● **Written exercise**
Give every entry again, word for word.

Dataset excerpt:
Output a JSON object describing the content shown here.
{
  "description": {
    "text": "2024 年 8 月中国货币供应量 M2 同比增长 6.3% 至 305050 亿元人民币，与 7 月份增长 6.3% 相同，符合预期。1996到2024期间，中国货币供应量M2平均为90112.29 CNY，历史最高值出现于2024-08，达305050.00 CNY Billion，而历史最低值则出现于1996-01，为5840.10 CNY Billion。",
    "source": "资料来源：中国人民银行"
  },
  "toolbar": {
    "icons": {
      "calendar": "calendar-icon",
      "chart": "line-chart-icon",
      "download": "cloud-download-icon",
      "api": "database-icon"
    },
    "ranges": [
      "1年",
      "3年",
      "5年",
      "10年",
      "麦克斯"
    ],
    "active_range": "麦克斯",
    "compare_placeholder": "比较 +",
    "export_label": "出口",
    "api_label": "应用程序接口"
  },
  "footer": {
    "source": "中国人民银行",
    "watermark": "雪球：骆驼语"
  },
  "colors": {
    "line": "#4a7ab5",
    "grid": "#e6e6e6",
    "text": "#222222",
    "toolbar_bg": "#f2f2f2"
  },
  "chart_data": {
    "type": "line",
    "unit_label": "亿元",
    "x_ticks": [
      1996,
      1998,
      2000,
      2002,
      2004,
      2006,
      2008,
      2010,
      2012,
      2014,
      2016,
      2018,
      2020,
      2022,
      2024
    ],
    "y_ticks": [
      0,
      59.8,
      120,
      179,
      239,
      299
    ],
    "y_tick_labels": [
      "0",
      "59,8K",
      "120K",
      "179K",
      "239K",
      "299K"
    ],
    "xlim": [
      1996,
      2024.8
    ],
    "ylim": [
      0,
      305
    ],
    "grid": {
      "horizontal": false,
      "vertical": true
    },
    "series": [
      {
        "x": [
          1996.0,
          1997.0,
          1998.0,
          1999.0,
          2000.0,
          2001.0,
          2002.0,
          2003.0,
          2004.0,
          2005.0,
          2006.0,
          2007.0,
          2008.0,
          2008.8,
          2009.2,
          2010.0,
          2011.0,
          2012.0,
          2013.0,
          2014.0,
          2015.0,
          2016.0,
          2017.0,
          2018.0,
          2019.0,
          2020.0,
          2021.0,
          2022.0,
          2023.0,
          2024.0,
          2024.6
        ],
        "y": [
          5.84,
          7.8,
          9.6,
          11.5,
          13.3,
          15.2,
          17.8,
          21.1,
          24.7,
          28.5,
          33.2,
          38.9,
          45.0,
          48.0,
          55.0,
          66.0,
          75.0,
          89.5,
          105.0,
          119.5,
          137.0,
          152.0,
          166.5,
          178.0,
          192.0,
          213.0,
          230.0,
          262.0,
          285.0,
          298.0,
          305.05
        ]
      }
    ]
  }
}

● **Solution for this problem**
Output a JSON object describing the content shown here.
{
  "description": {
    "text": "2024 年 8 月中国货币供应量 M2 同比增长 6.3% 至 305050 亿元人民币，与 7 月份增长 6.3% 相同，符合预期。1996到2024期间，中国货币供应量M2平均为90112.29 CNY，历史最高值出现于2024-08，达305050.00 CNY Billion，而历史最低值则出现于1996-01，为5840.10 CNY Billion。",
    "source": "资料来源：中国人民银行"
  },
  "toolbar": {
    "icons": {
      "calendar": "calendar-icon",
      "chart": "line-chart-icon",
      "download": "cloud-download-icon",
      "api": "database-icon"
    },
    "ranges": [
      "1年",
      "3年",
      "5年",
      "10年",
      "麦克斯"
    ],
    "active_range": "麦克斯",
    "compare_placeholder": "比较 +",
    "export_label": "出口",
    "api_label": "应用程序接口"
  },
  "footer": {
    "source": "中国人民银行",
    "watermark": "雪球：骆驼语"
  },
  "colors": {
    "line": "#4a7ab5",
    "grid": "#e6e6e6",
    "text": "#222222",
    "toolbar_bg": "#f2f2f2"
  },
  "chart_data": {
    "type": "line",
    "unit_label": "亿元",
    "x_ticks": [
      1996,
      1998,
      2000,
      2002,
      2004,
      2006,
      2008,
      2010,
      2012,
      2014,
      2016,
      2018,
      2020,
      2022,
      2024
    ],
    "y_ticks": [
      0,
      59.8,
      120,
      179,
      239,
      299
    ],
    "y_tick_labels": [
      "0",
      "59,8K",
      "120K",
      "179K",
      "239K",
      "299K"
    ],
    "xlim": [
      1996,
      2024.8
    ],
    "ylim": [
      0,
      305
    ],
    "grid": {
      "horizontal": false,
      "vertical": true
    },
    "series": [
      {
        "x": [
          1996.0,
          1997.0,
          1998.0,
          1999.0,
          2000.0,
          2001.0,
          2002.0,
          2003.0,
          2004.0,
          2005.0,
          2006.0,
          2007.0,
          2008.0,
          2008.8,
          2009.2,
          2010.0,
          2011.0,
          2012.0,
          2013.0,
          2014.0,
          2015.0,
          2016.0,
          2017.0,
          2018.0,
          2019.0,
          2020.0,
          2021.0,
          2022.0,
          2023.0,
          2024.0,
          2024.6
        ],
        "y": [
          5.84,
          7.8,
          9.6,
          11.5,
          13.3,
          15.2,
          17.8,
          21.1,
          24.7,
          28.5,
          33.2,
          38.9,
          45.0,
          48.0,
          55.0,
          66.0,
          75.0,
          89.5,
          105.0,
          119.5,
          137.0,
          152.0,
          166.5,
          178.0,
          192.0,
          213.0,
          230.0,
          262.0,
          285.0,
          298.0,
          305.05
        ]
      }
    ]
  }
}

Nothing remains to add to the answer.